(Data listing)
— BEGIN —

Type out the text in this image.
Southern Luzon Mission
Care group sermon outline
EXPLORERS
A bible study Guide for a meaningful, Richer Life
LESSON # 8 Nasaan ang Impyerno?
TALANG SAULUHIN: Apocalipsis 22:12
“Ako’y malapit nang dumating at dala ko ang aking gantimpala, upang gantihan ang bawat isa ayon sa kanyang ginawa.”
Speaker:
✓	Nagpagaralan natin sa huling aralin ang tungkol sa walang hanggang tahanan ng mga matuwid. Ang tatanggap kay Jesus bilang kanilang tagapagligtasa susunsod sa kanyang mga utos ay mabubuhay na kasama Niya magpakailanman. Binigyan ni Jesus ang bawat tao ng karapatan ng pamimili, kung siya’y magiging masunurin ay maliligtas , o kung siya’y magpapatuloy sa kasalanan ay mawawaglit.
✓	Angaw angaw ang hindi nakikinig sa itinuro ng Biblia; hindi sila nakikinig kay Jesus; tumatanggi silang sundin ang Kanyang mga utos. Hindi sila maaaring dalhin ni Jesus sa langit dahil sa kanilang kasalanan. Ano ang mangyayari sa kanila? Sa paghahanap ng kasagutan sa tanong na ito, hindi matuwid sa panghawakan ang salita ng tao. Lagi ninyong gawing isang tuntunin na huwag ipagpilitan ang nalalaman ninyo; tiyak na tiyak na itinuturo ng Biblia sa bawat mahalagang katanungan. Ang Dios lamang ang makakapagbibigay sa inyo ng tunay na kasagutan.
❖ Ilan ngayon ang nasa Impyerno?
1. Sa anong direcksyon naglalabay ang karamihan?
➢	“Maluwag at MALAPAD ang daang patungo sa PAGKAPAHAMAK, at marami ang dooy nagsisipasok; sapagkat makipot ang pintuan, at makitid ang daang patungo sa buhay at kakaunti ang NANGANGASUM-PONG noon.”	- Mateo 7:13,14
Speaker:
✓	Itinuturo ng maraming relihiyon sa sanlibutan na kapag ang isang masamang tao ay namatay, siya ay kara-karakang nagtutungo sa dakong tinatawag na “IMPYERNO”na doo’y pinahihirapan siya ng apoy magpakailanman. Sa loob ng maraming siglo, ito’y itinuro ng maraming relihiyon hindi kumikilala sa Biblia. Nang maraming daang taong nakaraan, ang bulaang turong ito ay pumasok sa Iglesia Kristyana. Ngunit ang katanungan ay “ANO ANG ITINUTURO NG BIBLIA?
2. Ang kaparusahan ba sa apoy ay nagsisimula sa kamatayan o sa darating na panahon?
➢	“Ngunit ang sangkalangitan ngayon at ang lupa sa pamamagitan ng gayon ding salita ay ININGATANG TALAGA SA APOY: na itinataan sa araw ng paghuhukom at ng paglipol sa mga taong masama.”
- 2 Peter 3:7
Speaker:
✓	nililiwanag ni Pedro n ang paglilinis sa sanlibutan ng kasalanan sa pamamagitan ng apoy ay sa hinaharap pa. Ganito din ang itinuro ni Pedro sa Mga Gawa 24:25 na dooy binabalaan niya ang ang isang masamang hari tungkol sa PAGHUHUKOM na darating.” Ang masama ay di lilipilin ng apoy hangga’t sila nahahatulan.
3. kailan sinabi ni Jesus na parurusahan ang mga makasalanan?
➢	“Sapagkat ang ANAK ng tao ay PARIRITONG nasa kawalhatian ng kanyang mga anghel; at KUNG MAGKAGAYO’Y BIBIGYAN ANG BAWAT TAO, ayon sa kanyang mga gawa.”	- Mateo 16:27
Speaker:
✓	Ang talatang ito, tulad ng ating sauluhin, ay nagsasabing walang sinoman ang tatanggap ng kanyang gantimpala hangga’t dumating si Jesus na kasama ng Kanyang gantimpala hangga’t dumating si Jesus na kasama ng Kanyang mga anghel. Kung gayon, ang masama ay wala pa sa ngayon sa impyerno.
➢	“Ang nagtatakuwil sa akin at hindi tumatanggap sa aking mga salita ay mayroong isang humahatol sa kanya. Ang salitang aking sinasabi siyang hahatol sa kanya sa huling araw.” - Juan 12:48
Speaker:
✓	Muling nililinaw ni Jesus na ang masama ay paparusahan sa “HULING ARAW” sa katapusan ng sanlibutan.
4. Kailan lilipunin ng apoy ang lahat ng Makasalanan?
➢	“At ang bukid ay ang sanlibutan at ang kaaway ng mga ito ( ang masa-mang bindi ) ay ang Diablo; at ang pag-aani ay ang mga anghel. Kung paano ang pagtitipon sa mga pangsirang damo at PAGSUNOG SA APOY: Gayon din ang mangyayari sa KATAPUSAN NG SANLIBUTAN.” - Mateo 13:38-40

— END —

Each record above should be returned exactly as it appears.

Type out the text in this image.
Southern Luzon Mission
Care group sermon outline
EXPLORERS
A bible study Guide for a meaningful, Richer Life
LESSON # 8 Nasaan ang Impyerno?
TALANG SAULUHIN: Apocalipsis 22:12
“Ako’y malapit nang dumating at dala ko ang aking gantimpala, upang gantihan ang bawat isa ayon sa kanyang ginawa.”
Speaker:
✓	Nagpagaralan natin sa huling aralin ang tungkol sa walang hanggang tahanan ng mga matuwid. Ang tatanggap kay Jesus bilang kanilang tagapagligtasa susunsod sa kanyang mga utos ay mabubuhay na kasama Niya magpakailanman. Binigyan ni Jesus ang bawat tao ng karapatan ng pamimili, kung siya’y magiging masunurin ay maliligtas , o kung siya’y magpapatuloy sa kasalanan ay mawawaglit.
✓	Angaw angaw ang hindi nakikinig sa itinuro ng Biblia; hindi sila nakikinig kay Jesus; tumatanggi silang sundin ang Kanyang mga utos. Hindi sila maaaring dalhin ni Jesus sa langit dahil sa kanilang kasalanan. Ano ang mangyayari sa kanila? Sa paghahanap ng kasagutan sa tanong na ito, hindi matuwid sa panghawakan ang salita ng tao. Lagi ninyong gawing isang tuntunin na huwag ipagpilitan ang nalalaman ninyo; tiyak na tiyak na itinuturo ng Biblia sa bawat mahalagang katanungan. Ang Dios lamang ang makakapagbibigay sa inyo ng tunay na kasagutan.
❖ Ilan ngayon ang nasa Impyerno?
1. Sa anong direcksyon naglalabay ang karamihan?
➢	“Maluwag at MALAPAD ang daang patungo sa PAGKAPAHAMAK, at marami ang dooy nagsisipasok; sapagkat makipot ang pintuan, at makitid ang daang patungo sa buhay at kakaunti ang NANGANGASUM-PONG noon.”	- Mateo 7:13,14
Speaker:
✓	Itinuturo ng maraming relihiyon sa sanlibutan na kapag ang isang masamang tao ay namatay, siya ay kara-karakang nagtutungo sa dakong tinatawag na “IMPYERNO”na doo’y pinahihirapan siya ng apoy magpakailanman. Sa loob ng maraming siglo, ito’y itinuro ng maraming relihiyon hindi kumikilala sa Biblia. Nang maraming daang taong nakaraan, ang bulaang turong ito ay pumasok sa Iglesia Kristyana. Ngunit ang katanungan ay “ANO ANG ITINUTURO NG BIBLIA?
2. Ang kaparusahan ba sa apoy ay nagsisimula sa kamatayan o sa darating na panahon?
➢	“Ngunit ang sangkalangitan ngayon at ang lupa sa pamamagitan ng gayon ding salita ay ININGATANG TALAGA SA APOY: na itinataan sa araw ng paghuhukom at ng paglipol sa mga taong masama.”
- 2 Peter 3:7
Speaker:
✓	nililiwanag ni Pedro n ang paglilinis sa sanlibutan ng kasalanan sa pamamagitan ng apoy ay sa hinaharap pa. Ganito din ang itinuro ni Pedro sa Mga Gawa 24:25 na dooy binabalaan niya ang ang isang masamang hari tungkol sa PAGHUHUKOM na darating.” Ang masama ay di lilipilin ng apoy hangga’t sila nahahatulan.
3. kailan sinabi ni Jesus na parurusahan ang mga makasalanan?
➢	“Sapagkat ang ANAK ng tao ay PARIRITONG nasa kawalhatian ng kanyang mga anghel; at KUNG MAGKAGAYO’Y BIBIGYAN ANG BAWAT TAO, ayon sa kanyang mga gawa.”	- Mateo 16:27
Speaker:
✓	Ang talatang ito, tulad ng ating sauluhin, ay nagsasabing walang sinoman ang tatanggap ng kanyang gantimpala hangga’t dumating si Jesus na kasama ng Kanyang gantimpala hangga’t dumating si Jesus na kasama ng Kanyang mga anghel. Kung gayon, ang masama ay wala pa sa ngayon sa impyerno.
➢	“Ang nagtatakuwil sa akin at hindi tumatanggap sa aking mga salita ay mayroong isang humahatol sa kanya. Ang salitang aking sinasabi siyang hahatol sa kanya sa huling araw.” - Juan 12:48
Speaker:
✓	Muling nililinaw ni Jesus na ang masama ay paparusahan sa “HULING ARAW” sa katapusan ng sanlibutan.
4. Kailan lilipunin ng apoy ang lahat ng Makasalanan?
➢	“At ang bukid ay ang sanlibutan at ang kaaway ng mga ito ( ang masa-mang bindi ) ay ang Diablo; at ang pag-aani ay ang mga anghel. Kung paano ang pagtitipon sa mga pangsirang damo at PAGSUNOG SA APOY: Gayon din ang mangyayari sa KATAPUSAN NG SANLIBUTAN.” - Mateo 13:38-40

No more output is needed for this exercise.